--- WRITTEN REQUEST ---
Isolate every line in the data with the string "label" and copy it.

○ ○ ○ ○ ○

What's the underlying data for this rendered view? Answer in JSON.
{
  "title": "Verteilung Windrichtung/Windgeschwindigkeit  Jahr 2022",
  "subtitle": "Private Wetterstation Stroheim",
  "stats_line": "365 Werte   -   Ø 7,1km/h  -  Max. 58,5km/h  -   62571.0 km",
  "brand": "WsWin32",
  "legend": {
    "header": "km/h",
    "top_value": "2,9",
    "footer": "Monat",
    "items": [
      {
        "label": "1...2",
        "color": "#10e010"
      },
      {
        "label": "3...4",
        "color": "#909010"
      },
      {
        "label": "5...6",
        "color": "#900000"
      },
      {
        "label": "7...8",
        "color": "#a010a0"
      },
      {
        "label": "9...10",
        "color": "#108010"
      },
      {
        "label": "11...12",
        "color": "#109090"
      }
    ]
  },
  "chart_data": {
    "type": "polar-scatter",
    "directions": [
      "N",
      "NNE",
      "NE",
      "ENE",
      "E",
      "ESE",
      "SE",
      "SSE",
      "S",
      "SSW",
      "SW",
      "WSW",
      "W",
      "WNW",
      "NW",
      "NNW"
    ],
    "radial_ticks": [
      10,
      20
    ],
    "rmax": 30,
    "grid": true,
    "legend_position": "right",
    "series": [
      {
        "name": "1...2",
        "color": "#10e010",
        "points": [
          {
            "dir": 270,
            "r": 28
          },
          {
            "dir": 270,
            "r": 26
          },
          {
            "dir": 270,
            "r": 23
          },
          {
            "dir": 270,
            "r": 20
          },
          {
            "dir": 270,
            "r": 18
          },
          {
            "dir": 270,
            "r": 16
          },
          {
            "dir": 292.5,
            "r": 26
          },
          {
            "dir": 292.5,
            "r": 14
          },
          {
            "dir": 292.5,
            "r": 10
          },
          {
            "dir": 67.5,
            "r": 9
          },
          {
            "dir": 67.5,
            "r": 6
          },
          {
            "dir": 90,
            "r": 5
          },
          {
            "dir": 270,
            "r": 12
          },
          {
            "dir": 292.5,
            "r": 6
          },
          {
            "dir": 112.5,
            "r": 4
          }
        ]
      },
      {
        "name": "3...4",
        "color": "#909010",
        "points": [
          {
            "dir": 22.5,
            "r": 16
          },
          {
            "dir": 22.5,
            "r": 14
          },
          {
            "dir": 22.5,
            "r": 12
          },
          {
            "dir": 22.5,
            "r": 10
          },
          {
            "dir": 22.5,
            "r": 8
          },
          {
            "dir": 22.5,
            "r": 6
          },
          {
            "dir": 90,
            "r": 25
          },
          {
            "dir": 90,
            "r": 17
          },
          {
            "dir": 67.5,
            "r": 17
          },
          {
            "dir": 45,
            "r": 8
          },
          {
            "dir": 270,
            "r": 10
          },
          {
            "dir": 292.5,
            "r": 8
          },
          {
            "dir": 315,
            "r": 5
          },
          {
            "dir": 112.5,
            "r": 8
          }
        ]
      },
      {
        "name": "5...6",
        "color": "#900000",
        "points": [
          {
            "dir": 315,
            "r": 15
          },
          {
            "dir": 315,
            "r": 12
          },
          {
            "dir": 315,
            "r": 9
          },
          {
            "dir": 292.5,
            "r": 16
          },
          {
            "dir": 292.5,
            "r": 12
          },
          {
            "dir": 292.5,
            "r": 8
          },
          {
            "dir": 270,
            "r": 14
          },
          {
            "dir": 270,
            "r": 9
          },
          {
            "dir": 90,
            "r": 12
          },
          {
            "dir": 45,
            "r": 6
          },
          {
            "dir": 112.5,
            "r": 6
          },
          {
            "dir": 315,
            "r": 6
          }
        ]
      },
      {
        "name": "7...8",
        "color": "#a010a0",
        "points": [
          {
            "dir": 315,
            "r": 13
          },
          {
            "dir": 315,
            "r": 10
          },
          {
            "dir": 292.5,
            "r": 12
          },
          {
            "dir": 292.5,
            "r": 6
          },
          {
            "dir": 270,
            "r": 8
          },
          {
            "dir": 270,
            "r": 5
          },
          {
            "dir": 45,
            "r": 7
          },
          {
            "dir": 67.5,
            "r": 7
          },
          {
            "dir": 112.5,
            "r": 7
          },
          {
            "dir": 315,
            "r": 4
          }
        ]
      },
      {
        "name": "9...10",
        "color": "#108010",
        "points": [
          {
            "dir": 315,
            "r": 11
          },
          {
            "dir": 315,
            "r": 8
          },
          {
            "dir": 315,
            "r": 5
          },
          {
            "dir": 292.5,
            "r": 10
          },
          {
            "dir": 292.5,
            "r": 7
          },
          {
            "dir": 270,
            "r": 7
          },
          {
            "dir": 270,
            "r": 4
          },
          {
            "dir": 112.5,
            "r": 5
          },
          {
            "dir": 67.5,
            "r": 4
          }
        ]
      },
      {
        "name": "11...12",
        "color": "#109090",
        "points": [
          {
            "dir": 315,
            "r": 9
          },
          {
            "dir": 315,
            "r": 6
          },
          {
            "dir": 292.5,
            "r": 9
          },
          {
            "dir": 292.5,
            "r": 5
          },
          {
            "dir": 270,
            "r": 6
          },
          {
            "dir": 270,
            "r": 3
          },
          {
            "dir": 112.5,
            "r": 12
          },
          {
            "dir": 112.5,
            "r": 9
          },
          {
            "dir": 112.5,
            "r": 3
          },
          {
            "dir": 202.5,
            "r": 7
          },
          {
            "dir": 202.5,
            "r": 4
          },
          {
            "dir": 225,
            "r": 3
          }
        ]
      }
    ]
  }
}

○ ○ ○ ○ ○

--- SOLUTION ---
        "label": "1...2",
        "label": "3...4",
        "label": "5...6",
        "label": "7...8",
        "label": "9...10",
        "label": "11...12",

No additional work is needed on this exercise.